→ **Do this**:
Rewrite the material from its start through the line containing "list-item: - измерений", putting "сети электросвязи" in place of "сети связи" and keeping everything else the same.

→ **Source records**:

******

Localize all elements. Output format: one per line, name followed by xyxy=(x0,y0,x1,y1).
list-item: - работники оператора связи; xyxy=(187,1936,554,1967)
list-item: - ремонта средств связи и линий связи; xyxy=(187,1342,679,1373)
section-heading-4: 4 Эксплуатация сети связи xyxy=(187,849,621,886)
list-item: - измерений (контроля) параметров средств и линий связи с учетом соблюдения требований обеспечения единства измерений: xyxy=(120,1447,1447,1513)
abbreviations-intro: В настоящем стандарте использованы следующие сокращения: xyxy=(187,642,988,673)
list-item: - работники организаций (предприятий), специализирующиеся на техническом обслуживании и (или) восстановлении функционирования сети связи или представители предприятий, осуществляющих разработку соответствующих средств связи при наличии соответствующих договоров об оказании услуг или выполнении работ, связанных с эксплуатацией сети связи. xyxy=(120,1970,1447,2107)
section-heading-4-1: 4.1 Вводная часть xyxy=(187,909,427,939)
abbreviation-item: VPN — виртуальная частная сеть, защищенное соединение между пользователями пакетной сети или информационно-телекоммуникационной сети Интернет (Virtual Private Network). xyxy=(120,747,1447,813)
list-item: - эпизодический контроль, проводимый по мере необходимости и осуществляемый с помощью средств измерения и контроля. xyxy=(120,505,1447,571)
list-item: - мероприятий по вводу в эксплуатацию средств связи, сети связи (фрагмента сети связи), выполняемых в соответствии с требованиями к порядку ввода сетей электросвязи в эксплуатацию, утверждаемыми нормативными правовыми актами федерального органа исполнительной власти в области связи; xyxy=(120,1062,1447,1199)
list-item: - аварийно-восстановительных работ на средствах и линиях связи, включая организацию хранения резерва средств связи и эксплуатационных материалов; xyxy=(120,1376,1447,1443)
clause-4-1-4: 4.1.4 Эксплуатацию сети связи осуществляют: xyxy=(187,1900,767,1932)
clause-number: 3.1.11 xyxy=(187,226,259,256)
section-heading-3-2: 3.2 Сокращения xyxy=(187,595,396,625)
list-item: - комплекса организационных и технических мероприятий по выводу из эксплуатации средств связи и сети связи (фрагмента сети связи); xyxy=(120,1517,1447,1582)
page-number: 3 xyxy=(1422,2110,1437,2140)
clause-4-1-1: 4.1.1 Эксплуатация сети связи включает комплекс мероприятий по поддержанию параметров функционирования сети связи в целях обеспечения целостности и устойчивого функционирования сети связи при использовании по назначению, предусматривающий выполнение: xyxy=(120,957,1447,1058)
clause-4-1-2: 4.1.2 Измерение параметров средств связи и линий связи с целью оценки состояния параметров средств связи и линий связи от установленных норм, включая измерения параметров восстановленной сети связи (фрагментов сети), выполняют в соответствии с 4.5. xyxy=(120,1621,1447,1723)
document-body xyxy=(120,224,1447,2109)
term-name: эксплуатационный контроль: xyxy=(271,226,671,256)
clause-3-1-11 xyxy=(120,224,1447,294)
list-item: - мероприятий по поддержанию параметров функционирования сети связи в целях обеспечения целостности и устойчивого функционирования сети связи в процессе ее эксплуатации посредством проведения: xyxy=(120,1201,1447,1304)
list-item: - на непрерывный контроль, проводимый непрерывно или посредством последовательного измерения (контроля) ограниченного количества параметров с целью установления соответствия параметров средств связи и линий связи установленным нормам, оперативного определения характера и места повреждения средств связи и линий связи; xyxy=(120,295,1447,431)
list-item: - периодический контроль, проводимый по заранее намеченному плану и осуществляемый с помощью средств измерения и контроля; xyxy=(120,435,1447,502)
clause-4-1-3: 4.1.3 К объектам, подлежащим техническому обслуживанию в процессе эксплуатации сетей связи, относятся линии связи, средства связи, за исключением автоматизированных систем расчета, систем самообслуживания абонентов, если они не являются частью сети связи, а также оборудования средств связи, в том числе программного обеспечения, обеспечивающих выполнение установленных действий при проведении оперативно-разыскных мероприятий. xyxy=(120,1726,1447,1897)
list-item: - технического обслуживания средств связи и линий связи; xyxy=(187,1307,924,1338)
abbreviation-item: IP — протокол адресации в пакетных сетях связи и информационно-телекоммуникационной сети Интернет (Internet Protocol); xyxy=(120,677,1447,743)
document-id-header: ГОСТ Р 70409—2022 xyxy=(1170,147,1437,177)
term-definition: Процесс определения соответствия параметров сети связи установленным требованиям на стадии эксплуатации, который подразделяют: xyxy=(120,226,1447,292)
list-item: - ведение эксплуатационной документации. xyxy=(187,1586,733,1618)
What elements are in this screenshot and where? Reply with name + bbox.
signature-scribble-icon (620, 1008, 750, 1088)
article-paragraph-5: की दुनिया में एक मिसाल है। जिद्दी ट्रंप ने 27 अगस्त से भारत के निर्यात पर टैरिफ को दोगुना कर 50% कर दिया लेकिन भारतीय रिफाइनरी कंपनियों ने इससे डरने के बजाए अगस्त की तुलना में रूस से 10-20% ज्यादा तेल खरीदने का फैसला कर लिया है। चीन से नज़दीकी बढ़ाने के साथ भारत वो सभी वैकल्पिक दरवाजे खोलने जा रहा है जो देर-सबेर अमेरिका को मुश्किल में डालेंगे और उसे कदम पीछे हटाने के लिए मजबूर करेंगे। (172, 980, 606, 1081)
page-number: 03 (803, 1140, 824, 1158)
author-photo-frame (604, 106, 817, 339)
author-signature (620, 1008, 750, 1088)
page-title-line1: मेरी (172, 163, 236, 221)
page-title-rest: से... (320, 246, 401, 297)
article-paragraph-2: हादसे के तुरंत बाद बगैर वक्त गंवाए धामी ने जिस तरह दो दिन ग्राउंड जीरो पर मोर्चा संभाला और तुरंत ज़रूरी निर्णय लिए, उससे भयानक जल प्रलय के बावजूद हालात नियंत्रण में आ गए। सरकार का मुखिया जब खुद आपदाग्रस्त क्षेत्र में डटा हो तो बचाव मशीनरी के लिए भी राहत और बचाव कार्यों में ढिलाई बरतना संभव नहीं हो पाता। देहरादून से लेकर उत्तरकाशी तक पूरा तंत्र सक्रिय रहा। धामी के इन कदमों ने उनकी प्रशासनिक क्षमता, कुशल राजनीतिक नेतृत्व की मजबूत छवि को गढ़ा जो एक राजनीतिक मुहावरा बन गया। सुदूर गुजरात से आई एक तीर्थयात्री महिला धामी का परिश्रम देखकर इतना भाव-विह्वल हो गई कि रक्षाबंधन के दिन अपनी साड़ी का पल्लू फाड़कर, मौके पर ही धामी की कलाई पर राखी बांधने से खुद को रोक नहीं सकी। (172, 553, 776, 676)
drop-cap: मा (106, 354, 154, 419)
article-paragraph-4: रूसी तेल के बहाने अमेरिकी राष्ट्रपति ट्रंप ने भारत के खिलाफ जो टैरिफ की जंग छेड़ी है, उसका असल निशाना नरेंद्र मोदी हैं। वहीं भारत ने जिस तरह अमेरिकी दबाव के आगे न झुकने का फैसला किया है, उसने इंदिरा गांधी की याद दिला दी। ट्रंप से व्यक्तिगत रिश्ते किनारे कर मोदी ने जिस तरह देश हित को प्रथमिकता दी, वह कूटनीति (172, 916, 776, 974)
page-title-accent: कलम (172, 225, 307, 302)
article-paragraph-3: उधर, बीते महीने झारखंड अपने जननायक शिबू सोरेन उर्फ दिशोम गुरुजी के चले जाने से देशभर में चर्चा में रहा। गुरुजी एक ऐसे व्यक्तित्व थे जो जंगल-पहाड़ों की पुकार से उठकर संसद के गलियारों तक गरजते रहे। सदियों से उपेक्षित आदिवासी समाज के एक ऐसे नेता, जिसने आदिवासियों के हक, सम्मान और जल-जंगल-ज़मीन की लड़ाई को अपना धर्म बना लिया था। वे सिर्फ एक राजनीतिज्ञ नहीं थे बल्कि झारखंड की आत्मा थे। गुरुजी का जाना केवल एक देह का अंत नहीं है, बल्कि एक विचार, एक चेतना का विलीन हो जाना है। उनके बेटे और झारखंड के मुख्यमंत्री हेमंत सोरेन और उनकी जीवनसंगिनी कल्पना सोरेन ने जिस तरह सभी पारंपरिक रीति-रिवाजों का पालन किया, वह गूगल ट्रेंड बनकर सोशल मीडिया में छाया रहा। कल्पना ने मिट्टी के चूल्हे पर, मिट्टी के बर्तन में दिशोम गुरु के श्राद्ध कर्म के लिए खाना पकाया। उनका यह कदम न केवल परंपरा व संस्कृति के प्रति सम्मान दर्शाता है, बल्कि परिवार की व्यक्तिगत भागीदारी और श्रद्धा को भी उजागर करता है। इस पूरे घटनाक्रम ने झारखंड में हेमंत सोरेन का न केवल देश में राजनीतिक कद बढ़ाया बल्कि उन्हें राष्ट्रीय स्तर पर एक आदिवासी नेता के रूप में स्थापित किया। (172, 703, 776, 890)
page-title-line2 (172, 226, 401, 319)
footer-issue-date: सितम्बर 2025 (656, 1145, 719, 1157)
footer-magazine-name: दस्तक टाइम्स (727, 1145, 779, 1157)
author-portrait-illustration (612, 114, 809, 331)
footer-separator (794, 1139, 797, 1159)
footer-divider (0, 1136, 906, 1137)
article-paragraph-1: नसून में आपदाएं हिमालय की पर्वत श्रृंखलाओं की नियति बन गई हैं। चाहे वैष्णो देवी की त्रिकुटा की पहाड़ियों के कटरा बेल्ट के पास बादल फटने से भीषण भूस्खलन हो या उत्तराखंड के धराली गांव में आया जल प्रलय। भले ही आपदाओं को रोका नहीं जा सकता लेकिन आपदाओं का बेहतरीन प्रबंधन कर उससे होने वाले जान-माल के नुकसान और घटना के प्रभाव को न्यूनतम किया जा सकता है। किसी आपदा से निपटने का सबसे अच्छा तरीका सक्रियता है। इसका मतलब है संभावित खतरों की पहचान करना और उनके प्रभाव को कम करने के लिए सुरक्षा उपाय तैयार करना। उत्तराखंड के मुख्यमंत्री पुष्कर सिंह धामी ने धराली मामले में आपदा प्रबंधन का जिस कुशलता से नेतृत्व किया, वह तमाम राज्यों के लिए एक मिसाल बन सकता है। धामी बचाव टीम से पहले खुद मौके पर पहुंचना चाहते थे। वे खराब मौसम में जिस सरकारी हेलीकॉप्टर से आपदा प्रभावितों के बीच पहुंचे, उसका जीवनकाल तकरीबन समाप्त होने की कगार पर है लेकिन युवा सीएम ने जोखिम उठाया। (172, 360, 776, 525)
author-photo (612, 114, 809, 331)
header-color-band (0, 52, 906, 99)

******

→ **Right answer**:
Localize all elements. Output format: one per line, name followed by xyxy=(x0,y0,x1,y1).
list-item: - работники оператора связи; xyxy=(187,1936,554,1967)
list-item: - ремонта средств связи и линий связи; xyxy=(187,1342,679,1373)
section-heading-4: 4 Эксплуатация сети электросвязи xyxy=(187,849,621,886)
list-item: - измерений (контроля) параметров средств и линий связи с учетом соблюдения требований обеспечения единства измерений: xyxy=(120,1447,1447,1513)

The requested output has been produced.